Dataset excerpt
= = = =
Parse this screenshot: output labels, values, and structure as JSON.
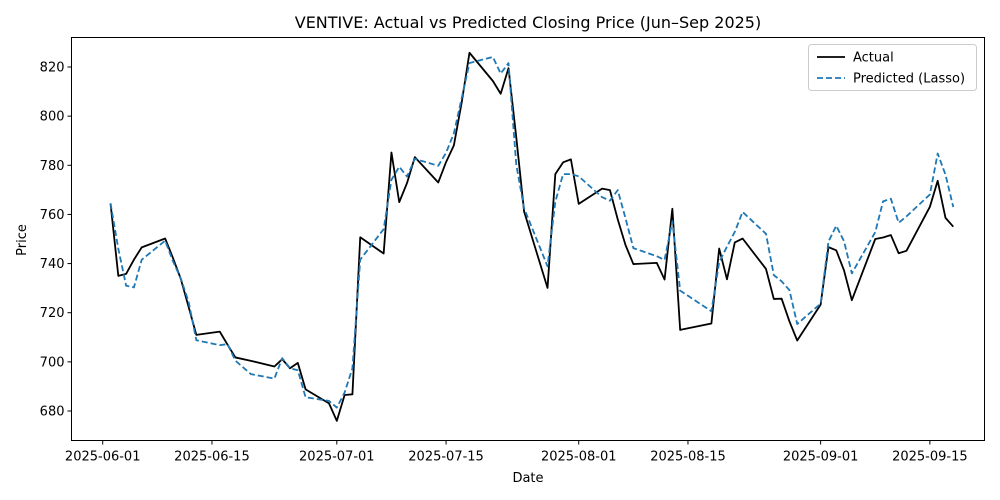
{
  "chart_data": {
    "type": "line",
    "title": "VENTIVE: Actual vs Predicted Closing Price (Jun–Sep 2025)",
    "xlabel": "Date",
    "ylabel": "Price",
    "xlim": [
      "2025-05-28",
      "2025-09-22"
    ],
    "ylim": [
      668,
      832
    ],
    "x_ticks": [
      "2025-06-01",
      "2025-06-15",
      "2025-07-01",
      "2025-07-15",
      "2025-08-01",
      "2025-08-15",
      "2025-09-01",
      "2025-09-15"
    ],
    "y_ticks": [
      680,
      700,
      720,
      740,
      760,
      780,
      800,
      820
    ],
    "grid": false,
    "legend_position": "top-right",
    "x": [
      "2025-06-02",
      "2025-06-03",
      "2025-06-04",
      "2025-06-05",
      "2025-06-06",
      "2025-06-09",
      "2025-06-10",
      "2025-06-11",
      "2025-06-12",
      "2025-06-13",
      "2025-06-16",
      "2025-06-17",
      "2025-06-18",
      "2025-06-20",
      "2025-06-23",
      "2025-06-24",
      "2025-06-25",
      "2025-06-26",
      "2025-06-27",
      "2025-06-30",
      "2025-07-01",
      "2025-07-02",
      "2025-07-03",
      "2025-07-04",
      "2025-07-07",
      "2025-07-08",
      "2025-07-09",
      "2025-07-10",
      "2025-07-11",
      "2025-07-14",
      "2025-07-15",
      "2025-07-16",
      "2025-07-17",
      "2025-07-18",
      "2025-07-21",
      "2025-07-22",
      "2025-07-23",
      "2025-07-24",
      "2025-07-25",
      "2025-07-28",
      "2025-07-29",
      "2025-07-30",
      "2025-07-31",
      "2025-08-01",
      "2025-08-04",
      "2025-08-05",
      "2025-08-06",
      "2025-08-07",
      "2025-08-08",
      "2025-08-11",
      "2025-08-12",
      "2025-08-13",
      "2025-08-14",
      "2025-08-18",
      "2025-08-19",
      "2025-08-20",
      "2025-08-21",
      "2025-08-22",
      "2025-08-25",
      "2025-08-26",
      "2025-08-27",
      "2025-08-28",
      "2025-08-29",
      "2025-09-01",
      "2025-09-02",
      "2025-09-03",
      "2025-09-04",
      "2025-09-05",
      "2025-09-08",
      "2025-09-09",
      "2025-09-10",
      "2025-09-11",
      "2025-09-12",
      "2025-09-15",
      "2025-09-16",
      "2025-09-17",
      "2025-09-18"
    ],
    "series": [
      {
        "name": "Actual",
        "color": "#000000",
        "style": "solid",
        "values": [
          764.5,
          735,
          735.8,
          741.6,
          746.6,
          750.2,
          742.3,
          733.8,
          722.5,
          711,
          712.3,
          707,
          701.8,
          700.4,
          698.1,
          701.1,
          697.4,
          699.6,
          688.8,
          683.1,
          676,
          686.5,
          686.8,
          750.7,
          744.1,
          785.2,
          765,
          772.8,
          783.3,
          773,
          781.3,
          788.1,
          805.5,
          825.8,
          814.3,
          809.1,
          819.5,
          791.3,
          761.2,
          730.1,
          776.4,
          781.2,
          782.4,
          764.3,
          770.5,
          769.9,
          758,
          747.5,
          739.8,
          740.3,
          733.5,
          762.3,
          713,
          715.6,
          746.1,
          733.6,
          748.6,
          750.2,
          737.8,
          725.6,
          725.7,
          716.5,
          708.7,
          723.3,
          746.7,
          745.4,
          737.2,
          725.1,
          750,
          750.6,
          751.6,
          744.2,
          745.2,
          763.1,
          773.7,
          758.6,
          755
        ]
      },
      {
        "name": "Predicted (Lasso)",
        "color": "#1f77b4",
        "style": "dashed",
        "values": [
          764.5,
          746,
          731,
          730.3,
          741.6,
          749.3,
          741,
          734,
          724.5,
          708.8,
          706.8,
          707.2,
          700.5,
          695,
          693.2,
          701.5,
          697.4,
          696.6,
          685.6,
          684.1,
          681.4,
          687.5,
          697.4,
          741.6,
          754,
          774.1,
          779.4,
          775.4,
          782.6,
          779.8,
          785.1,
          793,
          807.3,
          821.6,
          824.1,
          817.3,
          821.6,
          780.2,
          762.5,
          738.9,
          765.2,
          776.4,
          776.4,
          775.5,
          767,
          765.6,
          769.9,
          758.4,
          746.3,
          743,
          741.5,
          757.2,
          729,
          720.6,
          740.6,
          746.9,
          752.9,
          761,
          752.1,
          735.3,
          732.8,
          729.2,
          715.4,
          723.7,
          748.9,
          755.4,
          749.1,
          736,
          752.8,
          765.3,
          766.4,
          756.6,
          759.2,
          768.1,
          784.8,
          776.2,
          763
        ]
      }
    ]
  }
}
= = = =
> _Exercise goal_: Return the listing above word for word, with the pictures removed.

> _The reply_:
Parse this screenshot: output labels, values, and structure as JSON.
{
  "chart_data": {
    "type": "line",
    "title": "VENTIVE: Actual vs Predicted Closing Price (Jun–Sep 2025)",
    "xlabel": "Date",
    "ylabel": "Price",
    "xlim": [
      "2025-05-28",
      "2025-09-22"
    ],
    "ylim": [
      668,
      832
    ],
    "x_ticks": [
      "2025-06-01",
      "2025-06-15",
      "2025-07-01",
      "2025-07-15",
      "2025-08-01",
      "2025-08-15",
      "2025-09-01",
      "2025-09-15"
    ],
    "y_ticks": [
      680,
      700,
      720,
      740,
      760,
      780,
      800,
      820
    ],
    "grid": false,
    "legend_position": "top-right",
    "x": [
      "2025-06-02",
      "2025-06-03",
      "2025-06-04",
      "2025-06-05",
      "2025-06-06",
      "2025-06-09",
      "2025-06-10",
      "2025-06-11",
      "2025-06-12",
      "2025-06-13",
      "2025-06-16",
      "2025-06-17",
      "2025-06-18",
      "2025-06-20",
      "2025-06-23",
      "2025-06-24",
      "2025-06-25",
      "2025-06-26",
      "2025-06-27",
      "2025-06-30",
      "2025-07-01",
      "2025-07-02",
      "2025-07-03",
      "2025-07-04",
      "2025-07-07",
      "2025-07-08",
      "2025-07-09",
      "2025-07-10",
      "2025-07-11",
      "2025-07-14",
      "2025-07-15",
      "2025-07-16",
      "2025-07-17",
      "2025-07-18",
      "2025-07-21",
      "2025-07-22",
      "2025-07-23",
      "2025-07-24",
      "2025-07-25",
      "2025-07-28",
      "2025-07-29",
      "2025-07-30",
      "2025-07-31",
      "2025-08-01",
      "2025-08-04",
      "2025-08-05",
      "2025-08-06",
      "2025-08-07",
      "2025-08-08",
      "2025-08-11",
      "2025-08-12",
      "2025-08-13",
      "2025-08-14",
      "2025-08-18",
      "2025-08-19",
      "2025-08-20",
      "2025-08-21",
      "2025-08-22",
      "2025-08-25",
      "2025-08-26",
      "2025-08-27",
      "2025-08-28",
      "2025-08-29",
      "2025-09-01",
      "2025-09-02",
      "2025-09-03",
      "2025-09-04",
      "2025-09-05",
      "2025-09-08",
      "2025-09-09",
      "2025-09-10",
      "2025-09-11",
      "2025-09-12",
      "2025-09-15",
      "2025-09-16",
      "2025-09-17",
      "2025-09-18"
    ],
    "series": [
      {
        "name": "Actual",
        "color": "#000000",
        "style": "solid",
        "values": [
          764.5,
          735,
          735.8,
          741.6,
          746.6,
          750.2,
          742.3,
          733.8,
          722.5,
          711,
          712.3,
          707,
          701.8,
          700.4,
          698.1,
          701.1,
          697.4,
          699.6,
          688.8,
          683.1,
          676,
          686.5,
          686.8,
          750.7,
          744.1,
          785.2,
          765,
          772.8,
          783.3,
          773,
          781.3,
          788.1,
          805.5,
          825.8,
          814.3,
          809.1,
          819.5,
          791.3,
          761.2,
          730.1,
          776.4,
          781.2,
          782.4,
          764.3,
          770.5,
          769.9,
          758,
          747.5,
          739.8,
          740.3,
          733.5,
          762.3,
          713,
          715.6,
          746.1,
          733.6,
          748.6,
          750.2,
          737.8,
          725.6,
          725.7,
          716.5,
          708.7,
          723.3,
          746.7,
          745.4,
          737.2,
          725.1,
          750,
          750.6,
          751.6,
          744.2,
          745.2,
          763.1,
          773.7,
          758.6,
          755
        ]
      },
      {
        "name": "Predicted (Lasso)",
        "color": "#1f77b4",
        "style": "dashed",
        "values": [
          764.5,
          746,
          731,
          730.3,
          741.6,
          749.3,
          741,
          734,
          724.5,
          708.8,
          706.8,
          707.2,
          700.5,
          695,
          693.2,
          701.5,
          697.4,
          696.6,
          685.6,
          684.1,
          681.4,
          687.5,
          697.4,
          741.6,
          754,
          774.1,
          779.4,
          775.4,
          782.6,
          779.8,
          785.1,
          793,
          807.3,
          821.6,
          824.1,
          817.3,
          821.6,
          780.2,
          762.5,
          738.9,
          765.2,
          776.4,
          776.4,
          775.5,
          767,
          765.6,
          769.9,
          758.4,
          746.3,
          743,
          741.5,
          757.2,
          729,
          720.6,
          740.6,
          746.9,
          752.9,
          761,
          752.1,
          735.3,
          732.8,
          729.2,
          715.4,
          723.7,
          748.9,
          755.4,
          749.1,
          736,
          752.8,
          765.3,
          766.4,
          756.6,
          759.2,
          768.1,
          784.8,
          776.2,
          763
        ]
      }
    ]
  }
}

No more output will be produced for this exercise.